Entries from a dataset:
============================================================

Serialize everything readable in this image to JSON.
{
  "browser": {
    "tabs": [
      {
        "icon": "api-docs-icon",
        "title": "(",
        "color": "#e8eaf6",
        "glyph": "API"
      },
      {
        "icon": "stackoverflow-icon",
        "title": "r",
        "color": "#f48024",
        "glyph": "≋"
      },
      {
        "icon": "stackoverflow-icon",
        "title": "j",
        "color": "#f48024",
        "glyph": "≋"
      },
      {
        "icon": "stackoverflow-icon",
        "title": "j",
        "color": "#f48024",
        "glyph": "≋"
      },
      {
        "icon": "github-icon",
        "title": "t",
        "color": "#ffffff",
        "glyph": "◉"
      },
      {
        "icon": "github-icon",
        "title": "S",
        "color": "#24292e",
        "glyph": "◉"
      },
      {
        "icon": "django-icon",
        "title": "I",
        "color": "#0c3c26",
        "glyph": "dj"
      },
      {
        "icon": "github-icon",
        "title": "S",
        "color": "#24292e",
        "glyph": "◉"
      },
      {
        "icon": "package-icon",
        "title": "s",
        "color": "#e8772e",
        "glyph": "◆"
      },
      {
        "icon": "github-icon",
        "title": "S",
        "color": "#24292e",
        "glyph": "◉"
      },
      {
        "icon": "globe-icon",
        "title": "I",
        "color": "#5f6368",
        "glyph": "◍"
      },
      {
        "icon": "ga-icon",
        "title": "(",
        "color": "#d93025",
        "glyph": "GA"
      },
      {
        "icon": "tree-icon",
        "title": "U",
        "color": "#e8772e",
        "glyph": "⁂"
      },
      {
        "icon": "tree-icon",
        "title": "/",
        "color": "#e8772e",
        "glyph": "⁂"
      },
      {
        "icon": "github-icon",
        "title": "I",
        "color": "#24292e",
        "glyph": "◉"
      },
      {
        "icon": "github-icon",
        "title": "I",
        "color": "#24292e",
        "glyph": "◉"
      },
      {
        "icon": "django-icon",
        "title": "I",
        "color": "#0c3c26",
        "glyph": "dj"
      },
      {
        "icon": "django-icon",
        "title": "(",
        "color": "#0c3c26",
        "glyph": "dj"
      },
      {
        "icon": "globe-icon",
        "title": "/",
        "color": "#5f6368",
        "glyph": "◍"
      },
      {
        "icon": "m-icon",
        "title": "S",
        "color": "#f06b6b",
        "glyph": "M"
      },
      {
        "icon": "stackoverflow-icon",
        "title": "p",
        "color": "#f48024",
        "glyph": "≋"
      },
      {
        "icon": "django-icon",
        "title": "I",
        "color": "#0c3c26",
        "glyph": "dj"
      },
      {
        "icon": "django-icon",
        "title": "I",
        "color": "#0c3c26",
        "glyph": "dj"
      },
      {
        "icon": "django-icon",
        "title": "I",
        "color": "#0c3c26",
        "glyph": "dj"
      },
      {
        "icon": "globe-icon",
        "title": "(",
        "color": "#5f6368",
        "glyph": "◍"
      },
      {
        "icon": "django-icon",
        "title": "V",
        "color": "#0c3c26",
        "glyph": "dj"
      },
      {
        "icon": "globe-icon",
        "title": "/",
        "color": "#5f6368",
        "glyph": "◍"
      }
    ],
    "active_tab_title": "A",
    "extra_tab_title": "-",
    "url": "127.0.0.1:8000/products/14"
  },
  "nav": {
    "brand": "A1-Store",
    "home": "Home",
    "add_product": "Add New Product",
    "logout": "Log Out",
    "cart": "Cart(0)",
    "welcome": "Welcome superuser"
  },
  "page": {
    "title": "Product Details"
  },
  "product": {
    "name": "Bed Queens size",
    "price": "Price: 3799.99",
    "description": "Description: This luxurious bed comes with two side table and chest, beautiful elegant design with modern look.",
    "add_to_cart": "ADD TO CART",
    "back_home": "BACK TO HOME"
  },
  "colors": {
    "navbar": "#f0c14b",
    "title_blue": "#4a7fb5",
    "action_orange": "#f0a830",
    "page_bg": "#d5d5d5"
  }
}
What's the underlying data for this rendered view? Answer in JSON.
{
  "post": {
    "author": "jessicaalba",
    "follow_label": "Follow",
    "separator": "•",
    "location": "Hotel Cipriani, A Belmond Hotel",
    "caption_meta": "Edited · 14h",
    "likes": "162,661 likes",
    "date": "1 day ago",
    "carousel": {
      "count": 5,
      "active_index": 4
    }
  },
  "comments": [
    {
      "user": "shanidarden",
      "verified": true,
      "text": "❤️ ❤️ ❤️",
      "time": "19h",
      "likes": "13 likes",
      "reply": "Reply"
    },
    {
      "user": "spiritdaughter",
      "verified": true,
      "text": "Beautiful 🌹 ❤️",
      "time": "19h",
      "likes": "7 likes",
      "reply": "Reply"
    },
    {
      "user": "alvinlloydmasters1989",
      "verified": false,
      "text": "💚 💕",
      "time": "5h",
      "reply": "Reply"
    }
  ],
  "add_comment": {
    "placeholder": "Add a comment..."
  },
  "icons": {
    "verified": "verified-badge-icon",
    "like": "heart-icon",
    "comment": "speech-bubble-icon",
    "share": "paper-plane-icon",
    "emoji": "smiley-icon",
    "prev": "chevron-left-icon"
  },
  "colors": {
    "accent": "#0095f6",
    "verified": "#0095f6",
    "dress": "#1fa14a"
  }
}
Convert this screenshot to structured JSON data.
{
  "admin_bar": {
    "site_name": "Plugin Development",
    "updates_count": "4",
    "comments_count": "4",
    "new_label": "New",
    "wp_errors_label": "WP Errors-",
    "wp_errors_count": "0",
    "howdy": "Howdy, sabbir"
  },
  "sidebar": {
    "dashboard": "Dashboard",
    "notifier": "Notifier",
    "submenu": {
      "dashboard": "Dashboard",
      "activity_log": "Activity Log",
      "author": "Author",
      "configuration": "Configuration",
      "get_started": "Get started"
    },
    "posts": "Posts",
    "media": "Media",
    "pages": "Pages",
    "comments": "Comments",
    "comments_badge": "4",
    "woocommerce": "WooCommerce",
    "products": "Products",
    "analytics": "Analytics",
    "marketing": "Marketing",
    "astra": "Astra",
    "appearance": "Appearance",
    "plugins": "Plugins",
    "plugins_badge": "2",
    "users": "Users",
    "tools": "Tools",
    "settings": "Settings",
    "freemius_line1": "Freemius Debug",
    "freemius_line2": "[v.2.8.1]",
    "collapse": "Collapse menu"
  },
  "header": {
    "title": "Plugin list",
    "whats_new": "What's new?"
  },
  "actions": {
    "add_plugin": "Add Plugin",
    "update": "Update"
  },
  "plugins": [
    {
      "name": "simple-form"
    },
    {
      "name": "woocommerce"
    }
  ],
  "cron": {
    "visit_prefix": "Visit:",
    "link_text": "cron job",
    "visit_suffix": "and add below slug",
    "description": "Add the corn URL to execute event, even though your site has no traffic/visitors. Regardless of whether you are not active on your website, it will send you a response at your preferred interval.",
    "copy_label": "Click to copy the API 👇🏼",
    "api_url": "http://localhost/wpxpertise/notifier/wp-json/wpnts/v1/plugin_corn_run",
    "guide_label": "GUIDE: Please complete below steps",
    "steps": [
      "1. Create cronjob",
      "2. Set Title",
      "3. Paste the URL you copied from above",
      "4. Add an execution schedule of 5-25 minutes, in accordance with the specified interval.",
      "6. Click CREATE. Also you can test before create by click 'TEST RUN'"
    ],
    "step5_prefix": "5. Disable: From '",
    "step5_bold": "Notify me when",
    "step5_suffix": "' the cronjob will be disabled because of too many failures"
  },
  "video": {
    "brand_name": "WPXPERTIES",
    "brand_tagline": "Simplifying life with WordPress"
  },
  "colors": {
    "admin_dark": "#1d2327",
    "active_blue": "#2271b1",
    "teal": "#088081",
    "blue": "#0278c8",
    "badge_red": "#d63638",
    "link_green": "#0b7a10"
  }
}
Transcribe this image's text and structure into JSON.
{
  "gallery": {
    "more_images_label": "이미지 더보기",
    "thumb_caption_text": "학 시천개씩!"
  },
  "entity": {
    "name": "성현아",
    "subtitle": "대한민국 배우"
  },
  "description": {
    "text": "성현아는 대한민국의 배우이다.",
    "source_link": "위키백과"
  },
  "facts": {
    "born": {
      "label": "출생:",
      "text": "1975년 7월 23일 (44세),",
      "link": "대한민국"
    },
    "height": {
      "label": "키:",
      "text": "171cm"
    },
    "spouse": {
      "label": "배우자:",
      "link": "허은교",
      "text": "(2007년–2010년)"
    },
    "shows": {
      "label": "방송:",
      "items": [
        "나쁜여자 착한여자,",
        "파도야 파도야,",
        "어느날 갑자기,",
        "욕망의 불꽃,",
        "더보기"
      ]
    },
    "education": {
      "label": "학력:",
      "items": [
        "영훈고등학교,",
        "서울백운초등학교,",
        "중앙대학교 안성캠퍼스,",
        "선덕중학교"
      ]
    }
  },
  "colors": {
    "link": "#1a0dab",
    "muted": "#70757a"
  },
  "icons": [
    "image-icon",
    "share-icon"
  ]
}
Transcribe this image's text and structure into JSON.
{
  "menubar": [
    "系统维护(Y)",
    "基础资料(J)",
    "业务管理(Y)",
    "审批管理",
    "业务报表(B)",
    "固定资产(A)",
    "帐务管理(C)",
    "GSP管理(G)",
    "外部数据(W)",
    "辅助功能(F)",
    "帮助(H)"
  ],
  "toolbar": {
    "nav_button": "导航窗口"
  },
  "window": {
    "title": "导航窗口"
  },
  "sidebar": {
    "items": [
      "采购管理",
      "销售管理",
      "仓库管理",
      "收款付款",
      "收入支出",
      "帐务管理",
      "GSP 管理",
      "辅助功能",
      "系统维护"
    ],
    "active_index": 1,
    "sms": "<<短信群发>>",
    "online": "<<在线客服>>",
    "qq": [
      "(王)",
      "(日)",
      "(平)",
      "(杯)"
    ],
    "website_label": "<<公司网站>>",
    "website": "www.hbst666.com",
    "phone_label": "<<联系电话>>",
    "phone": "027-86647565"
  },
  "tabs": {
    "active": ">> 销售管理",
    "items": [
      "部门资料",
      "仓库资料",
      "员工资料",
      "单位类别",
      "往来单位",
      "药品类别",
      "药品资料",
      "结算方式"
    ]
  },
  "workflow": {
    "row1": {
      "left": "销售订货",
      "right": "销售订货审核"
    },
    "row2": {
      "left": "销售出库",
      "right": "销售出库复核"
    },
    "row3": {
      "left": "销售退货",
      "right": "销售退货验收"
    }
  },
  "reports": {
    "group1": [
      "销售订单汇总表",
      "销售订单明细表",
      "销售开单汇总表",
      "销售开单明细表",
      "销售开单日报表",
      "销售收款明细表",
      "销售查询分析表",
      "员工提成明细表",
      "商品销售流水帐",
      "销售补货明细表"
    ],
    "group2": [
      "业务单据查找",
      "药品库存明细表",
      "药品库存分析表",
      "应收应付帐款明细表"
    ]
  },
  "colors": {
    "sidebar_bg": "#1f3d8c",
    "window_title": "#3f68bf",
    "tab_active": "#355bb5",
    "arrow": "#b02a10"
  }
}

============================================================

» **Task brief**:
From the data above, gather every line that includes the word "dashboard".

» **Final result**:
    "dashboard": "Dashboard",
      "dashboard": "Dashboard",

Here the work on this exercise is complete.